Dataset entries
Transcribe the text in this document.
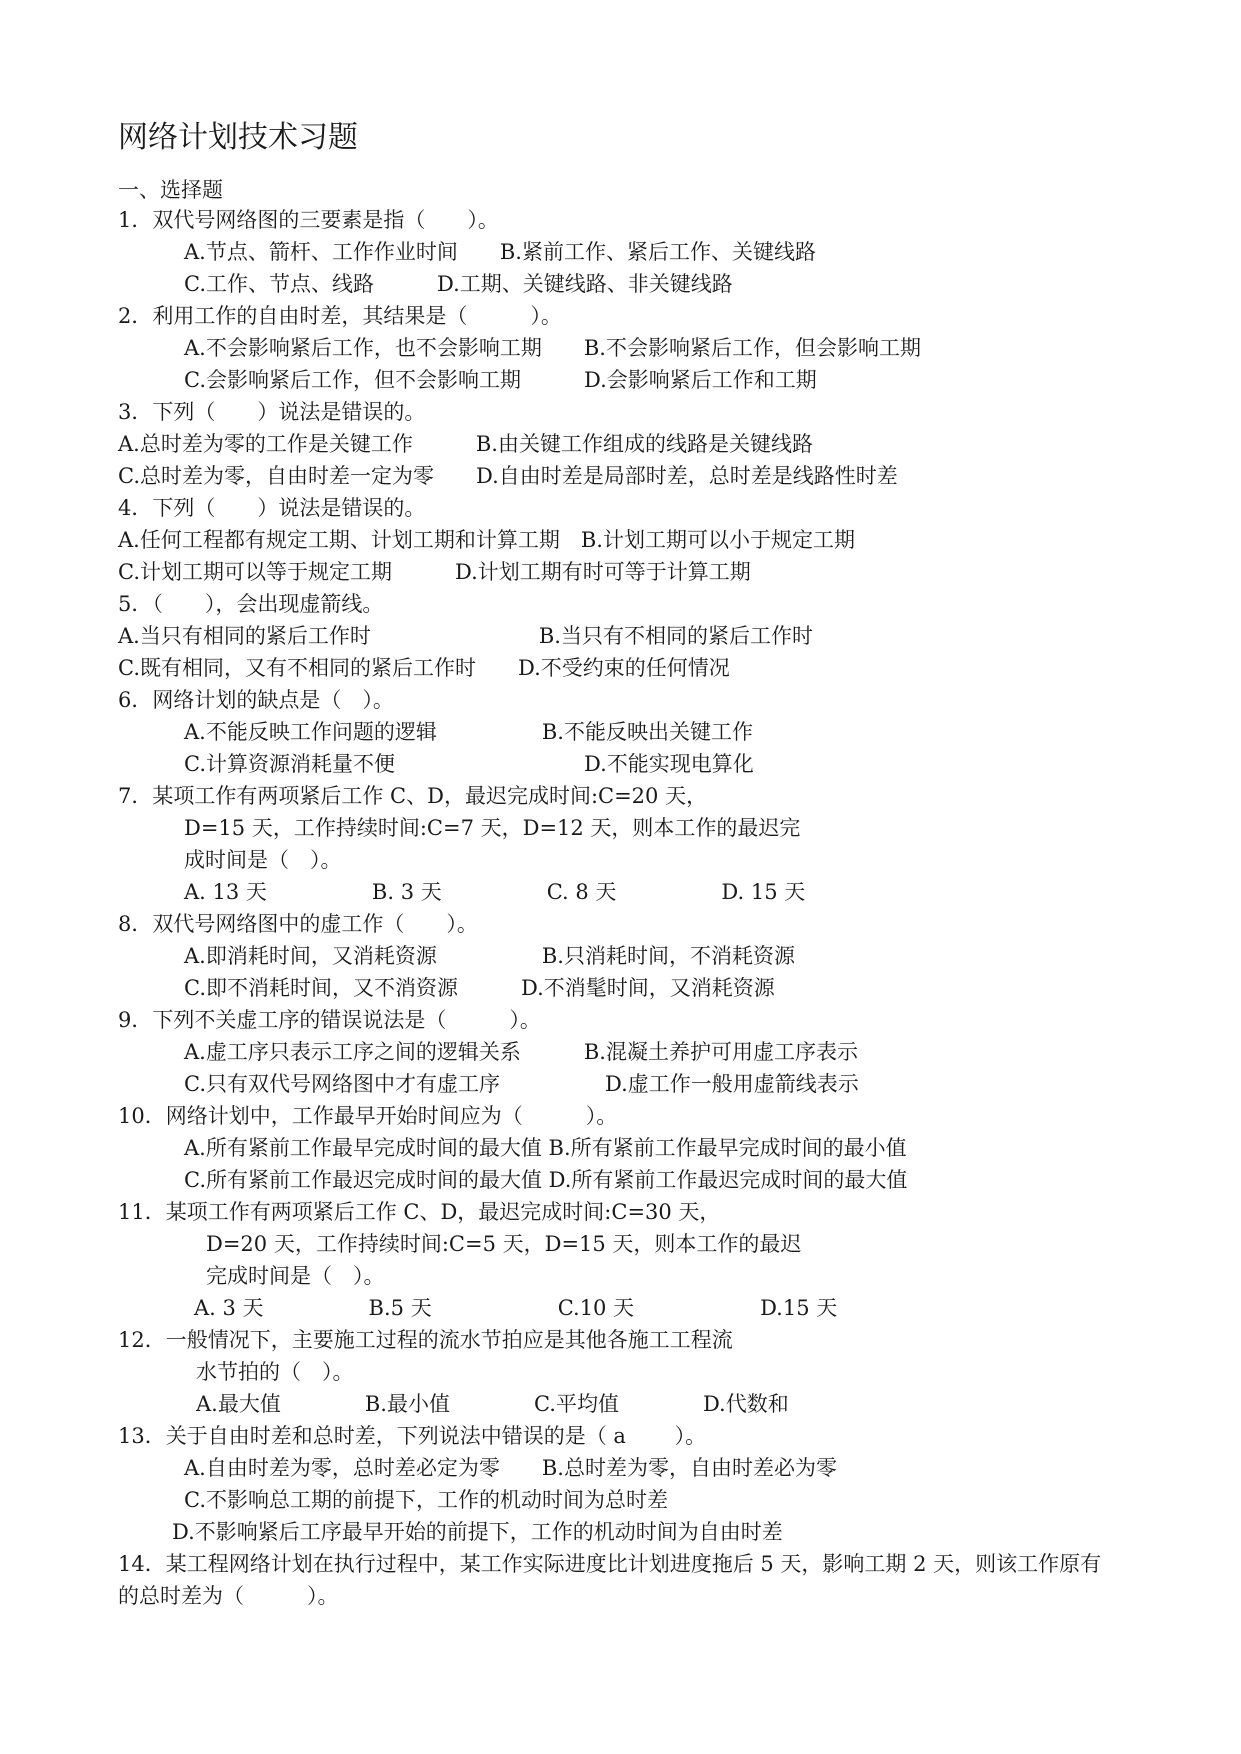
网络计划技术习题
一、选择题
1．双代号网络图的三要素是指（　　）。
A.节点、箭杆、工作作业时间　　B.紧前工作、紧后工作、关键线路
C.工作、节点、线路　　　D.工期、关键线路、非关键线路
2．利用工作的自由时差，其结果是（　　　）。
A.不会影响紧后工作，也不会影响工期　　B.不会影响紧后工作，但会影响工期
C.会影响紧后工作，但不会影响工期　　　D.会影响紧后工作和工期
3．下列（　　）说法是错误的。
A.总时差为零的工作是关键工作　　　B.由关键工作组成的线路是关键线路
C.总时差为零，自由时差一定为零　　D.自由时差是局部时差，总时差是线路性时差
4．下列（　　）说法是错误的。
A.任何工程都有规定工期、计划工期和计算工期　B.计划工期可以小于规定工期
C.计划工期可以等于规定工期　　　D.计划工期有时可等于计算工期
5．（　　），会出现虚箭线。
A.当只有相同的紧后工作时　　　　　　　　B.当只有不相同的紧后工作时
C.既有相同，又有不相同的紧后工作时　　D.不受约束的任何情况
6．网络计划的缺点是（　）。
A.不能反映工作问题的逻辑　　　　　B.不能反映出关键工作
C.计算资源消耗量不便　　　　　　　　　D.不能实现电算化
7．某项工作有两项紧后工作 C、D，最迟完成时间:C=20 天，
D=15 天，工作持续时间:C=7 天，D=12 天，则本工作的最迟完
成时间是（　）。
A. 13 天　　　　　B. 3 天　　　　　C. 8 天　　　　　D. 15 天
8．双代号网络图中的虚工作（　　）。
A.即消耗时间，又消耗资源　　　　　B.只消耗时间，不消耗资源
C.即不消耗时间，又不消资源　　　D.不消髦时间，又消耗资源
9．下列不关虚工序的错误说法是（　　　）。
A.虚工序只表示工序之间的逻辑关系　　　B.混凝土养护可用虚工序表示
C.只有双代号网络图中才有虚工序　　　　　D.虚工作一般用虚箭线表示
10．网络计划中，工作最早开始时间应为（　　　）。
A.所有紧前工作最早完成时间的最大值 B.所有紧前工作最早完成时间的最小值
C.所有紧前工作最迟完成时间的最大值 D.所有紧前工作最迟完成时间的最大值
11．某项工作有两项紧后工作 C、D，最迟完成时间:C=30 天，
D=20 天，工作持续时间:C=5 天，D=15 天，则本工作的最迟
完成时间是（　）。
A. 3 天　　　　　B.5 天　　　　　　C.10 天　　　　　　D.15 天
12．一般情况下，主要施工过程的流水节拍应是其他各施工工程流
水节拍的（　）。
A.最大值　　　　B.最小值　　　　C.平均值　　　　D.代数和
13．关于自由时差和总时差，下列说法中错误的是（ a　　 ）。
A.自由时差为零，总时差必定为零　　B.总时差为零，自由时差必为零
C.不影响总工期的前提下，工作的机动时间为总时差
D.不影响紧后工序最早开始的前提下，工作的机动时间为自由时差
14．某工程网络计划在执行过程中，某工作实际进度比计划进度拖后 5 天，影响工期 2 天，则该工作原有
的总时差为（　　　）。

### Direction:
Repeat the lines above exactly, and keep every picture out.

### Result of this task:
Transcribe the text in this document.
网络计划技术习题
一、选择题
1．双代号网络图的三要素是指（　　）。
A.节点、箭杆、工作作业时间　　B.紧前工作、紧后工作、关键线路
C.工作、节点、线路　　　D.工期、关键线路、非关键线路
2．利用工作的自由时差，其结果是（　　　）。
A.不会影响紧后工作，也不会影响工期　　B.不会影响紧后工作，但会影响工期
C.会影响紧后工作，但不会影响工期　　　D.会影响紧后工作和工期
3．下列（　　）说法是错误的。
A.总时差为零的工作是关键工作　　　B.由关键工作组成的线路是关键线路
C.总时差为零，自由时差一定为零　　D.自由时差是局部时差，总时差是线路性时差
4．下列（　　）说法是错误的。
A.任何工程都有规定工期、计划工期和计算工期　B.计划工期可以小于规定工期
C.计划工期可以等于规定工期　　　D.计划工期有时可等于计算工期
5．（　　），会出现虚箭线。
A.当只有相同的紧后工作时　　　　　　　　B.当只有不相同的紧后工作时
C.既有相同，又有不相同的紧后工作时　　D.不受约束的任何情况
6．网络计划的缺点是（　）。
A.不能反映工作问题的逻辑　　　　　B.不能反映出关键工作
C.计算资源消耗量不便　　　　　　　　　D.不能实现电算化
7．某项工作有两项紧后工作 C、D，最迟完成时间:C=20 天，
D=15 天，工作持续时间:C=7 天，D=12 天，则本工作的最迟完
成时间是（　）。
A. 13 天　　　　　B. 3 天　　　　　C. 8 天　　　　　D. 15 天
8．双代号网络图中的虚工作（　　）。
A.即消耗时间，又消耗资源　　　　　B.只消耗时间，不消耗资源
C.即不消耗时间，又不消资源　　　D.不消髦时间，又消耗资源
9．下列不关虚工序的错误说法是（　　　）。
A.虚工序只表示工序之间的逻辑关系　　　B.混凝土养护可用虚工序表示
C.只有双代号网络图中才有虚工序　　　　　D.虚工作一般用虚箭线表示
10．网络计划中，工作最早开始时间应为（　　　）。
A.所有紧前工作最早完成时间的最大值 B.所有紧前工作最早完成时间的最小值
C.所有紧前工作最迟完成时间的最大值 D.所有紧前工作最迟完成时间的最大值
11．某项工作有两项紧后工作 C、D，最迟完成时间:C=30 天，
D=20 天，工作持续时间:C=5 天，D=15 天，则本工作的最迟
完成时间是（　）。
A. 3 天　　　　　B.5 天　　　　　　C.10 天　　　　　　D.15 天
12．一般情况下，主要施工过程的流水节拍应是其他各施工工程流
水节拍的（　）。
A.最大值　　　　B.最小值　　　　C.平均值　　　　D.代数和
13．关于自由时差和总时差，下列说法中错误的是（ a　　 ）。
A.自由时差为零，总时差必定为零　　B.总时差为零，自由时差必为零
C.不影响总工期的前提下，工作的机动时间为总时差
D.不影响紧后工序最早开始的前提下，工作的机动时间为自由时差
14．某工程网络计划在执行过程中，某工作实际进度比计划进度拖后 5 天，影响工期 2 天，则该工作原有
的总时差为（　　　）。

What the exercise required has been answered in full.